Stored records:
+++

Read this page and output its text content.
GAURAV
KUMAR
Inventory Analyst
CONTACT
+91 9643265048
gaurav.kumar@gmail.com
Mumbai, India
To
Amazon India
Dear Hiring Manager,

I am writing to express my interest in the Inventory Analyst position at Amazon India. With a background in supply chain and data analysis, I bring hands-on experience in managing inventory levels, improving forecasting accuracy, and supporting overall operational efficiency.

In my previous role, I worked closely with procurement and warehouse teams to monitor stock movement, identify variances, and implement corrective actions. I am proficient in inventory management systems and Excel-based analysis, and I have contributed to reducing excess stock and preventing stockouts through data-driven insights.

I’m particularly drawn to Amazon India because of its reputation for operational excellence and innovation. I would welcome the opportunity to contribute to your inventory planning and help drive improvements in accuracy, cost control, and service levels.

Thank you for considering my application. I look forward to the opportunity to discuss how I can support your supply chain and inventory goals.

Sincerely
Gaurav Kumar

+++

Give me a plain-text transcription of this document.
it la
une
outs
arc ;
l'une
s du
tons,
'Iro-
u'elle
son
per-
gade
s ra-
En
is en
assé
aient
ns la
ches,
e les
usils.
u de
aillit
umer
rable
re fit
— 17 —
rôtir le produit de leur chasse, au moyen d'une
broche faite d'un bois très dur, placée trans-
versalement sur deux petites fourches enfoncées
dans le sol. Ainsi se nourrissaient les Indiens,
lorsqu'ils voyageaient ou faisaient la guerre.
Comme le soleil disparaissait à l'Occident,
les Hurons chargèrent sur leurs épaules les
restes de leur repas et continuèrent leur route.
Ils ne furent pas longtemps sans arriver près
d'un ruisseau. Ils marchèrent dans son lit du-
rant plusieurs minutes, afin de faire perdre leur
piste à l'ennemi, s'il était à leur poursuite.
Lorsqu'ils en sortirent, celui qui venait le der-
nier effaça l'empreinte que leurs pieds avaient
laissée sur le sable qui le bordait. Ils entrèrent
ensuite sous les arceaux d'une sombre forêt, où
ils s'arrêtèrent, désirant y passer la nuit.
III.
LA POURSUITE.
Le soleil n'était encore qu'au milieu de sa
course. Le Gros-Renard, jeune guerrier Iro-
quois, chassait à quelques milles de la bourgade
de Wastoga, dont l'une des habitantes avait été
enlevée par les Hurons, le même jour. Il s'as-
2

+++

Using the records above, say how many lines include the string "Amazon". Only the number is wanted.

■ Expected answer ■
3